Problem statement |
From the entries below, pull out each line where "Summe" appears.

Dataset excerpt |
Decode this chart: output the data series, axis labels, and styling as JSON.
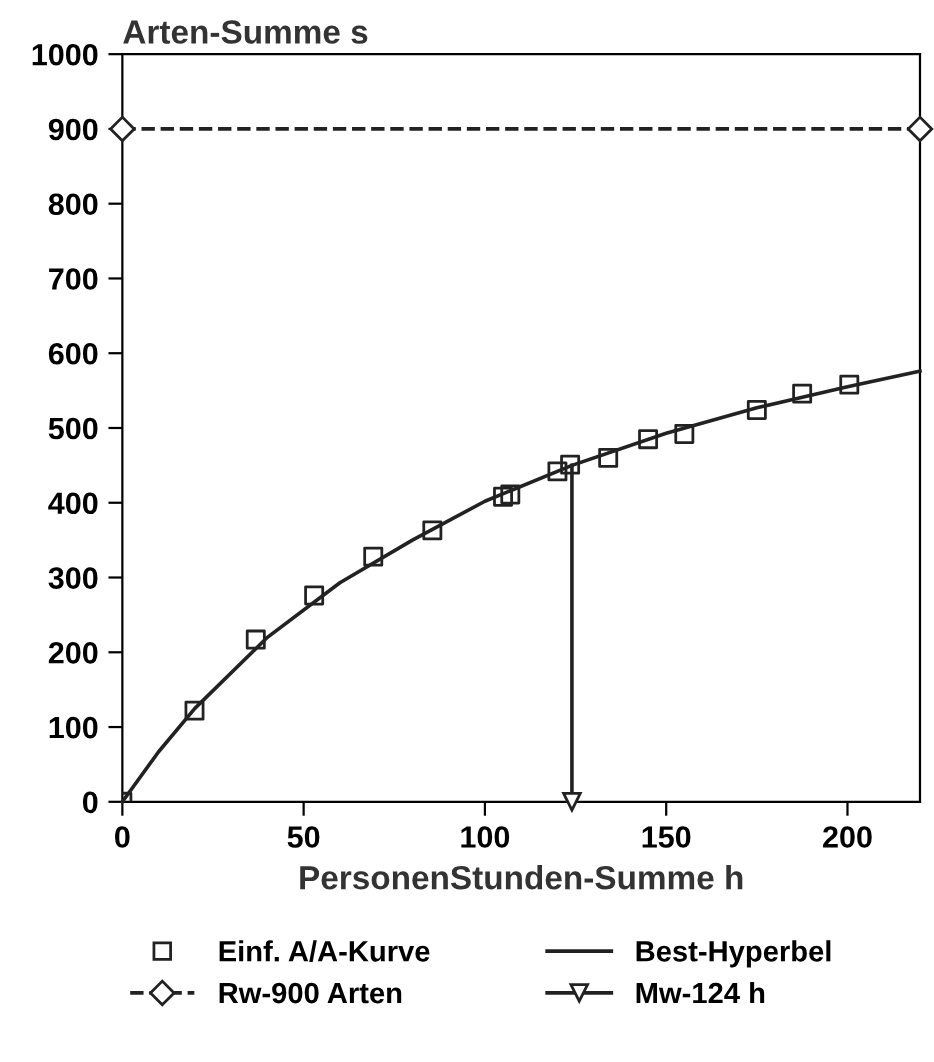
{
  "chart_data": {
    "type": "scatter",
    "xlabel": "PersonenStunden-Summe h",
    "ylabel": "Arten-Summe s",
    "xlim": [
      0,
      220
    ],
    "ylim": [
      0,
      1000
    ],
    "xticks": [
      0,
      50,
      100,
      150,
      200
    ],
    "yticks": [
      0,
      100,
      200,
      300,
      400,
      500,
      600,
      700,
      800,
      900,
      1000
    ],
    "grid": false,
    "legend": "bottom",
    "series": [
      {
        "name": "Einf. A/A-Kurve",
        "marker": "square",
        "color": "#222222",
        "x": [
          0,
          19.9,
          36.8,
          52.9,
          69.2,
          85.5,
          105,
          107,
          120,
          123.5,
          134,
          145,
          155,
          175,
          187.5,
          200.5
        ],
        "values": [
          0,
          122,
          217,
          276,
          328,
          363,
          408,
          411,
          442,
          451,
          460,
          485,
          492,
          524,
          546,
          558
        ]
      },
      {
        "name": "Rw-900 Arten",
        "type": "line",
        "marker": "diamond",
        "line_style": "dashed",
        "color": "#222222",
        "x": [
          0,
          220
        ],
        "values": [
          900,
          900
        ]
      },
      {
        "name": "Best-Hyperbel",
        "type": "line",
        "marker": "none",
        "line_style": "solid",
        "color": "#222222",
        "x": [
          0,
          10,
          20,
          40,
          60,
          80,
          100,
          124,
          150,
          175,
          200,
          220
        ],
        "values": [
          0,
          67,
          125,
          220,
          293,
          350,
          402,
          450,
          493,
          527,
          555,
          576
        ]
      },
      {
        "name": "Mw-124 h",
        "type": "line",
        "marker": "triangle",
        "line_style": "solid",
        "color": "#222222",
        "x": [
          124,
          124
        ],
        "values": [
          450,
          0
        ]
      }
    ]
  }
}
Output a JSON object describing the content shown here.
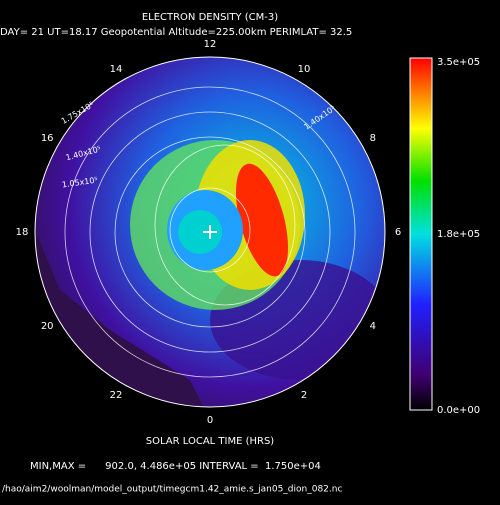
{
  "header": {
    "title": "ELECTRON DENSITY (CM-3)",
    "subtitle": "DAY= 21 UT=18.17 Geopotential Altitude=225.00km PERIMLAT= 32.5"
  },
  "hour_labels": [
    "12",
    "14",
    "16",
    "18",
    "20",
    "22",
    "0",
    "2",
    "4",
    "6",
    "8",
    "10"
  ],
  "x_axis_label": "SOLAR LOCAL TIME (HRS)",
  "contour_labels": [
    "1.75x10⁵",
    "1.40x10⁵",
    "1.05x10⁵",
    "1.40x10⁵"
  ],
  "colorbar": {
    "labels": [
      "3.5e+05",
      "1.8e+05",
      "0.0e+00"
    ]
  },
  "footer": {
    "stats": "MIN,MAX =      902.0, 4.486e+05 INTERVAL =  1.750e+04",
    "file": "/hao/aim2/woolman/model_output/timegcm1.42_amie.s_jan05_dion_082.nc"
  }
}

...

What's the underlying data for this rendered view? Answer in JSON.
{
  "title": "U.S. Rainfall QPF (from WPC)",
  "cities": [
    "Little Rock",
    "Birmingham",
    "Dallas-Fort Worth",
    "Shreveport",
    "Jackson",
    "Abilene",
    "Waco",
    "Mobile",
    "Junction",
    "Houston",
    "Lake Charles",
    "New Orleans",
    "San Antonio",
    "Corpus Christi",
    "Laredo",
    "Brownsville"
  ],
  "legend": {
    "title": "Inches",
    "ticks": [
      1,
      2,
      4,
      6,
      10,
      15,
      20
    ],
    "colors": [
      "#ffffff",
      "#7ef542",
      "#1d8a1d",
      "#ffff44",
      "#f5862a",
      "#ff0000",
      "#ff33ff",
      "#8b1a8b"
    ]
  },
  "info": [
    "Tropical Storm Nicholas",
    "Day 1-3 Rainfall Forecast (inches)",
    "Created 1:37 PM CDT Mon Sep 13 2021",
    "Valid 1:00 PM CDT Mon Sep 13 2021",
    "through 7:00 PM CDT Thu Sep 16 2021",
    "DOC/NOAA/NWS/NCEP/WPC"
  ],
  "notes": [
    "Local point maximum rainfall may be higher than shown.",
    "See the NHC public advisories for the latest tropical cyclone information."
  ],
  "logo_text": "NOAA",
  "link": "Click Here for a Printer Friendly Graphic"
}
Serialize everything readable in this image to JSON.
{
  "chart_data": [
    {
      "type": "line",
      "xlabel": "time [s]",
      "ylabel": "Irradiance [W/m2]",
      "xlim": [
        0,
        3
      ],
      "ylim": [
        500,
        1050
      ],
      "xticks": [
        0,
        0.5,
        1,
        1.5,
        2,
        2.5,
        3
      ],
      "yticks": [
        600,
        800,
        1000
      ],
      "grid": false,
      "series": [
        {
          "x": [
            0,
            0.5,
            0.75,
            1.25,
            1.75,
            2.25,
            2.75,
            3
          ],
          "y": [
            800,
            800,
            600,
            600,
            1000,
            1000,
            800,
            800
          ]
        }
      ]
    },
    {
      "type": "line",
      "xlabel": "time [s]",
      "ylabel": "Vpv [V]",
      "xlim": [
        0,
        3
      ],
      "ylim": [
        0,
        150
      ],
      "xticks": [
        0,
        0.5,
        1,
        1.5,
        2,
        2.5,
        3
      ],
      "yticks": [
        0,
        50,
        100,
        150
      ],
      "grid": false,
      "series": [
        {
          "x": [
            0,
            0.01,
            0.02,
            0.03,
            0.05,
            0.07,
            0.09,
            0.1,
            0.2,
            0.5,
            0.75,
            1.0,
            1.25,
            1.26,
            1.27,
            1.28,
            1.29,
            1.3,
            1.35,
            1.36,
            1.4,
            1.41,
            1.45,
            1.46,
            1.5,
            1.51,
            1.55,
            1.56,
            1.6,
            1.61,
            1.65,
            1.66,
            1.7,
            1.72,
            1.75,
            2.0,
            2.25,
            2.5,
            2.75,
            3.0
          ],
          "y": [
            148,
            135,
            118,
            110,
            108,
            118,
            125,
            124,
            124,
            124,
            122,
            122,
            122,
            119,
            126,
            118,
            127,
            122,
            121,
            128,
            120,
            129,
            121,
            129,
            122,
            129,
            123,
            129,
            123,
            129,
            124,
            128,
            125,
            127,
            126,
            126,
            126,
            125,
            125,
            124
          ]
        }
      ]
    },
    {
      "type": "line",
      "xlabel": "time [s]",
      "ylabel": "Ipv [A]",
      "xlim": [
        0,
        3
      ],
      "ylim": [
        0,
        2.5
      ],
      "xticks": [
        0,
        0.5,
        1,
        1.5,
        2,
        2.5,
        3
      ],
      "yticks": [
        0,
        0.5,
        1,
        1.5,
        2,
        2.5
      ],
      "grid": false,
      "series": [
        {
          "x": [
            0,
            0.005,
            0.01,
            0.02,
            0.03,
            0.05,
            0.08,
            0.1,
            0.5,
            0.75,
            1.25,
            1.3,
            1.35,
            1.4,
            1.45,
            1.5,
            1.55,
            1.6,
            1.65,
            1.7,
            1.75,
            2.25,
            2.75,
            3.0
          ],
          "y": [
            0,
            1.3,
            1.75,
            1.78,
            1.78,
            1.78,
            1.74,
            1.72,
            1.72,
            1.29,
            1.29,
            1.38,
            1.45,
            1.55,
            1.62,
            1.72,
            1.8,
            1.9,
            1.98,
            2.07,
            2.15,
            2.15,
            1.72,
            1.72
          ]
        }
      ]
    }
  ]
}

Result |
    "xlabel": "PersonenStunden-Summe h",
    "ylabel": "Arten-Summe s",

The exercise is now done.